══ Record extracts

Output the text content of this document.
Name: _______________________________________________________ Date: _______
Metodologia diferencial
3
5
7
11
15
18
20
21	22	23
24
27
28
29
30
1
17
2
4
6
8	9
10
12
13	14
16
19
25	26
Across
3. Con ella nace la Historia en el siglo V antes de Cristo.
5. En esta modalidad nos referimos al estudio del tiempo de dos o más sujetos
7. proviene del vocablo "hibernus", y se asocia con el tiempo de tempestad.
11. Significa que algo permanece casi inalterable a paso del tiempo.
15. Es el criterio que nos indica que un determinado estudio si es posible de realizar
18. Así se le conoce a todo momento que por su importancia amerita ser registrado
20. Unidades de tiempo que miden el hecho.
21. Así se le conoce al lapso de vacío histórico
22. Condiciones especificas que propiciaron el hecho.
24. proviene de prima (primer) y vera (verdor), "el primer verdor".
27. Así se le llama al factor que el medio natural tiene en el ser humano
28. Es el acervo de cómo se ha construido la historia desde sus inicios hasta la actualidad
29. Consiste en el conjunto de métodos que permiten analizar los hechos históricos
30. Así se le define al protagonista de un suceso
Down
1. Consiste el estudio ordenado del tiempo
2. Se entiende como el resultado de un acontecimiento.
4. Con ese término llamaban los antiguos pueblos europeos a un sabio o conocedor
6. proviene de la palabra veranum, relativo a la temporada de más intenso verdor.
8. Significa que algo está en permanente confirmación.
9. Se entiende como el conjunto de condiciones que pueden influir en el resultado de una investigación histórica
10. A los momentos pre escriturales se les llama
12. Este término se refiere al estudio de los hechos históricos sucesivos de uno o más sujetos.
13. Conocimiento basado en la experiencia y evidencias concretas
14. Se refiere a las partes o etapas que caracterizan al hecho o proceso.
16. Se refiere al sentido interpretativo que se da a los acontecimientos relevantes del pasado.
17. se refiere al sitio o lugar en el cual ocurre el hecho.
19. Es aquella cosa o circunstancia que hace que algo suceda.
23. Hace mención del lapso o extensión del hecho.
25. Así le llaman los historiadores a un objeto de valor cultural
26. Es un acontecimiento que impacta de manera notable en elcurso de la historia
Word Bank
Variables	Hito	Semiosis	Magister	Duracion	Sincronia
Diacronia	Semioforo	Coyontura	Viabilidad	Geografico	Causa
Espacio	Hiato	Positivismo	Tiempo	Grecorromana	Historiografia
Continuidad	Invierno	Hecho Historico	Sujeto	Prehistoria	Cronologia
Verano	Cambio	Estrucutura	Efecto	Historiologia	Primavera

════

▶ _Task to complete_: Out of the material above, select every line that holds the string "Significa".

▶ _Completed exercise_:
11. Significa que algo permanece casi inalterable a paso del tiempo.
8. Significa que algo está en permanente confirmación.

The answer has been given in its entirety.